Repeat the records in full and exactly, omitting pictures.

--- BEGIN ---

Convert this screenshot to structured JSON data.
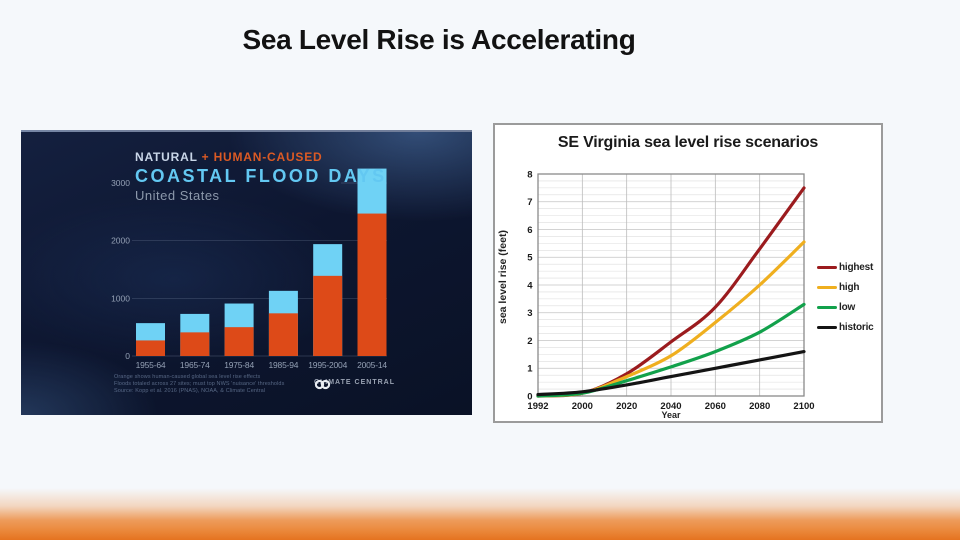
{
  "slide": {
    "title": "Sea Level Rise is Accelerating"
  },
  "left_chart": {
    "header": {
      "natural": "NATURAL",
      "plus": " + ",
      "human": "HUMAN-CAUSED",
      "main": "COASTAL FLOOD DAYS",
      "subtitle": "United States"
    },
    "footnotes": [
      "Orange shows human-caused global sea level rise effects",
      "Floods totaled across 27 sites; must top NWS 'nuisance' thresholds",
      "Source: Kopp et al. 2016 (PNAS), NOAA, & Climate Central"
    ],
    "logo": {
      "left": "CLIMATE",
      "right": "CENTRAL"
    },
    "colors": {
      "human_caused": "#DD4A18",
      "natural": "#6FD2F5",
      "axis_text": "#94A0B4",
      "gridline": "rgba(160,176,200,0.30)"
    }
  },
  "right_chart": {
    "title": "SE Virginia sea level rise scenarios",
    "ylabel": "sea level rise (feet)",
    "xlabel": "Year",
    "colors": {
      "border": "#8A8A8A",
      "major_grid": "#C4C4C4",
      "minor_grid": "#DEDEDE",
      "vertical_grid": "#BCBCBC",
      "tick_text": "#1A1A1A"
    }
  },
  "footer": {
    "accent_color": "#E5731F"
  },
  "chart_data": [
    {
      "type": "bar",
      "stacked": true,
      "title": "NATURAL + HUMAN-CAUSED COASTAL FLOOD DAYS (United States)",
      "categories": [
        "1955-64",
        "1965-74",
        "1975-84",
        "1985-94",
        "1995-2004",
        "2005-14"
      ],
      "series": [
        {
          "name": "human-caused",
          "color": "#DD4A18",
          "values": [
            270,
            410,
            500,
            740,
            1390,
            2470
          ]
        },
        {
          "name": "natural",
          "color": "#6FD2F5",
          "values": [
            300,
            320,
            410,
            390,
            550,
            780
          ]
        }
      ],
      "yticks": [
        0,
        1000,
        2000,
        3000
      ],
      "ylim": [
        0,
        3500
      ],
      "xlabel": "",
      "ylabel": "",
      "legend_position": "none",
      "grid": true
    },
    {
      "type": "line",
      "title": "SE Virginia sea level rise scenarios",
      "x": [
        "1992",
        "2000",
        "2020",
        "2040",
        "2060",
        "2080",
        "2100"
      ],
      "series": [
        {
          "name": "highest",
          "color": "#9B1B1E",
          "values": [
            0.0,
            0.1,
            0.8,
            1.95,
            3.2,
            5.3,
            7.5
          ]
        },
        {
          "name": "high",
          "color": "#EFAF1F",
          "values": [
            0.0,
            0.1,
            0.7,
            1.45,
            2.65,
            4.0,
            5.55
          ]
        },
        {
          "name": "low",
          "color": "#12A14B",
          "values": [
            0.0,
            0.1,
            0.55,
            1.05,
            1.6,
            2.3,
            3.3
          ]
        },
        {
          "name": "historic",
          "color": "#141414",
          "values": [
            0.05,
            0.15,
            0.4,
            0.7,
            1.0,
            1.3,
            1.6
          ]
        }
      ],
      "yticks": [
        0,
        1,
        2,
        3,
        4,
        5,
        6,
        7,
        8
      ],
      "ylim": [
        0,
        8
      ],
      "xlabel": "Year",
      "ylabel": "sea level rise (feet)",
      "legend_position": "right",
      "grid": true
    }
  ]
}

--- END ---

== Solution ==
Convert this screenshot to structured JSON data.
{
  "slide": {
    "title": "Sea Level Rise is Accelerating"
  },
  "left_chart": {
    "header": {
      "natural": "NATURAL",
      "plus": " + ",
      "human": "HUMAN-CAUSED",
      "main": "COASTAL FLOOD DAYS",
      "subtitle": "United States"
    },
    "footnotes": [
      "Orange shows human-caused global sea level rise effects",
      "Floods totaled across 27 sites; must top NWS 'nuisance' thresholds",
      "Source: Kopp et al. 2016 (PNAS), NOAA, & Climate Central"
    ],
    "logo": {
      "left": "CLIMATE",
      "right": "CENTRAL"
    },
    "colors": {
      "human_caused": "#DD4A18",
      "natural": "#6FD2F5",
      "axis_text": "#94A0B4",
      "gridline": "rgba(160,176,200,0.30)"
    }
  },
  "right_chart": {
    "title": "SE Virginia sea level rise scenarios",
    "ylabel": "sea level rise (feet)",
    "xlabel": "Year",
    "colors": {
      "border": "#8A8A8A",
      "major_grid": "#C4C4C4",
      "minor_grid": "#DEDEDE",
      "vertical_grid": "#BCBCBC",
      "tick_text": "#1A1A1A"
    }
  },
  "footer": {
    "accent_color": "#E5731F"
  },
  "chart_data": [
    {
      "type": "bar",
      "stacked": true,
      "title": "NATURAL + HUMAN-CAUSED COASTAL FLOOD DAYS (United States)",
      "categories": [
        "1955-64",
        "1965-74",
        "1975-84",
        "1985-94",
        "1995-2004",
        "2005-14"
      ],
      "series": [
        {
          "name": "human-caused",
          "color": "#DD4A18",
          "values": [
            270,
            410,
            500,
            740,
            1390,
            2470
          ]
        },
        {
          "name": "natural",
          "color": "#6FD2F5",
          "values": [
            300,
            320,
            410,
            390,
            550,
            780
          ]
        }
      ],
      "yticks": [
        0,
        1000,
        2000,
        3000
      ],
      "ylim": [
        0,
        3500
      ],
      "xlabel": "",
      "ylabel": "",
      "legend_position": "none",
      "grid": true
    },
    {
      "type": "line",
      "title": "SE Virginia sea level rise scenarios",
      "x": [
        "1992",
        "2000",
        "2020",
        "2040",
        "2060",
        "2080",
        "2100"
      ],
      "series": [
        {
          "name": "highest",
          "color": "#9B1B1E",
          "values": [
            0.0,
            0.1,
            0.8,
            1.95,
            3.2,
            5.3,
            7.5
          ]
        },
        {
          "name": "high",
          "color": "#EFAF1F",
          "values": [
            0.0,
            0.1,
            0.7,
            1.45,
            2.65,
            4.0,
            5.55
          ]
        },
        {
          "name": "low",
          "color": "#12A14B",
          "values": [
            0.0,
            0.1,
            0.55,
            1.05,
            1.6,
            2.3,
            3.3
          ]
        },
        {
          "name": "historic",
          "color": "#141414",
          "values": [
            0.05,
            0.15,
            0.4,
            0.7,
            1.0,
            1.3,
            1.6
          ]
        }
      ],
      "yticks": [
        0,
        1,
        2,
        3,
        4,
        5,
        6,
        7,
        8
      ],
      "ylim": [
        0,
        8
      ],
      "xlabel": "Year",
      "ylabel": "sea level rise (feet)",
      "legend_position": "right",
      "grid": true
    }
  ]
}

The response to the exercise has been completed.